RESULTADO ESPERADO:
Cite, palavra por palavra e por inteiro, o trecho sobre a entrevista com o cardeal Raúl Francisco Primatesta a respeito do conclave de 1978.

Extraído do número 09 - 2003

Vinte e cinco anos do conclave que elegeu João Paulo I

Simples como um padre qualquer


O cardeal Raúl Francisco Primatesta, arcebispo emérito de Córdoba (Argentina), “eleitor” nos dois últimos conclaves, conta uma conversa casual que começou do lado de fora de um elevador com Albino Luciani, logo depois deste se tornar papa: “Sempre me impressiona, quando volto a pensar nesse momento, a natureza simples daquele encontro”. Entrevista


de Gianni Valente


O cardeal Raúl Francisco Primatesta

O cardeal Raúl Francisco Primatesta

Raúl Francisco Primatesta, nascido em 1919, arcebispo emérito de Córdoba (Argentina), cardeal “eleitor” nos dois últimos conclaves, tem uma lembrança nítida e precisa até nos pormenores daquele verão europeu de 1978. E os pormenores são importantes. Basta seu relato de uma conversa casual, tranqüila, começada do lado de fora de um elevador com Albino Luciani, logo depois deste se tornar papa, para desmentir com fatos todas as fofocas sobre o montanhês rústico e preocupado com vir a ser vítima de sua “inadequação” para a tarefa a que fora chamado. O cardeal argentino lembra bem: mesmo na noite de sua eleição, João Paulo I conservava a tranqüilidade leve de quem sabe por experiência que em circunstâncias tremendas como essa é inútil preocupar-se e pensar em contar com as próprias forças. Enfim, era quase um dia como todos os outros.

Eminência, o senhor se lembra de como soube da morte de Paulo VI?
RAÚL FRANCISCO PRIMATESTA: Nos primeiros dias de agosto de 1978, eu estava nas montanhas de minha velha diocese de São Rafael, na província de Mendoza, passando uns dias de férias. Voltava de um passeio, e me disseram que o Papa havia morrido.

MATERIAL FORNECIDO:
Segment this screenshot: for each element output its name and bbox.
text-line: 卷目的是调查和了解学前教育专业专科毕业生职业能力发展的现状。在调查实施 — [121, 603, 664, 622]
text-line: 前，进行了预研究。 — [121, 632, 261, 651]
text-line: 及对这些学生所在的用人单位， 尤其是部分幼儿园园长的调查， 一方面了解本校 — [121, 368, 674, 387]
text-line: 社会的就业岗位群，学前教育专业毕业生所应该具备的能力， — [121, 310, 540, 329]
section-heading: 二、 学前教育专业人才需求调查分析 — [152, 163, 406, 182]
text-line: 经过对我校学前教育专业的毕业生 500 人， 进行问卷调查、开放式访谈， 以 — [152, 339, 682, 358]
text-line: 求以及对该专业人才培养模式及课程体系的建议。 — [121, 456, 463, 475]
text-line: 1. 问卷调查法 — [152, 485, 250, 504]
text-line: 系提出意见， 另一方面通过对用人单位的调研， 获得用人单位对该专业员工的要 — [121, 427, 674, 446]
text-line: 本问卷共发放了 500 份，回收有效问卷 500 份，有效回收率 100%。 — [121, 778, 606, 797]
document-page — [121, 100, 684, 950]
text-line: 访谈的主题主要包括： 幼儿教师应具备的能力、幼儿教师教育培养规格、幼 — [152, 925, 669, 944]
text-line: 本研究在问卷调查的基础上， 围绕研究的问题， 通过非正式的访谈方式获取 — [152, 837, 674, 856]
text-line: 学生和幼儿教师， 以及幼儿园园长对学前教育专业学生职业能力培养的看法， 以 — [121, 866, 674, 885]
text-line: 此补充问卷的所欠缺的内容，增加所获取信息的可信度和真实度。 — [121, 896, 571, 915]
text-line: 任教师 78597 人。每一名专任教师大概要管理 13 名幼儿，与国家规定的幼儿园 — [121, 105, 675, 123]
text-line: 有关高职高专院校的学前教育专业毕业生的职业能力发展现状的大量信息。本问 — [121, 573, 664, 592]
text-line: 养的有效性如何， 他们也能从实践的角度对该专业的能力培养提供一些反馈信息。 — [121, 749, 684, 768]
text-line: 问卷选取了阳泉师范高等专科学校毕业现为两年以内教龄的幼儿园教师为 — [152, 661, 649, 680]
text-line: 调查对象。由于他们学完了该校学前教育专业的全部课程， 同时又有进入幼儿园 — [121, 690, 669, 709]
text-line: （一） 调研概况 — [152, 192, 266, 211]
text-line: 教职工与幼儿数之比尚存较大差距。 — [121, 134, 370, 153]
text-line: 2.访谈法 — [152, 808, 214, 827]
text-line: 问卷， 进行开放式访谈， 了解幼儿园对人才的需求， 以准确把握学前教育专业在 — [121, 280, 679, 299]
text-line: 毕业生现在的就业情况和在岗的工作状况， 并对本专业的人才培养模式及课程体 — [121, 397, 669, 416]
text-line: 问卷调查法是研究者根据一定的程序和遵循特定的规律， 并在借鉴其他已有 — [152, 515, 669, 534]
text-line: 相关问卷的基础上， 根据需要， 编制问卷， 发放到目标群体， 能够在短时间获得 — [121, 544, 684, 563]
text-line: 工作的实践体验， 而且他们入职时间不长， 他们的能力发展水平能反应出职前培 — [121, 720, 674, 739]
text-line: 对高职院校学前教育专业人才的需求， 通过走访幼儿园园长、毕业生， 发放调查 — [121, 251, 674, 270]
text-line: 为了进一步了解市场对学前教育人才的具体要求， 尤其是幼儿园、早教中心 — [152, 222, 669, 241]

EXERCÍCIO RESOLVIDO:
Extraído do número 09 - 2003

Vinte e cinco anos do conclave que elegeu João Paulo I

Simples como um padre qualquer


O cardeal Raúl Francisco Primatesta, arcebispo emérito de Córdoba (Argentina), “eleitor” nos dois últimos conclaves, conta uma conversa casual que começou do lado de fora de um elevador com Albino Luciani, logo depois deste se tornar papa: “Sempre me impressiona, quando volto a pensar nesse momento, a natureza simples daquele encontro”. Entrevista


de Gianni Valente


O cardeal Raúl Francisco Primatesta

O cardeal Raúl Francisco Primatesta

Raúl Francisco Primatesta, nascido em 1919, arcebispo emérito de Córdoba (Argentina), cardeal “eleitor” nos dois últimos conclaves, tem uma lembrança nítida e precisa até nos pormenores daquele verão europeu de 1978. E os pormenores são importantes. Basta seu relato de uma conversa casual, tranqüila, começada do lado de fora de um elevador com Albino Luciani, logo depois deste se tornar papa, para desmentir com fatos todas as fofocas sobre o montanhês rústico e preocupado com vir a ser vítima de sua “inadequação” para a tarefa a que fora chamado. O cardeal argentino lembra bem: mesmo na noite de sua eleição, João Paulo I conservava a tranqüilidade leve de quem sabe por experiência que em circunstâncias tremendas como essa é inútil preocupar-se e pensar em contar com as próprias forças. Enfim, era quase um dia como todos os outros.

Eminência, o senhor se lembra de como soube da morte de Paulo VI?
RAÚL FRANCISCO PRIMATESTA: Nos primeiros dias de agosto de 1978, eu estava nas montanhas de minha velha diocese de São Rafael, na província de Mendoza, passando uns dias de férias. Voltava de um passeio, e me disseram que o Papa havia morrido.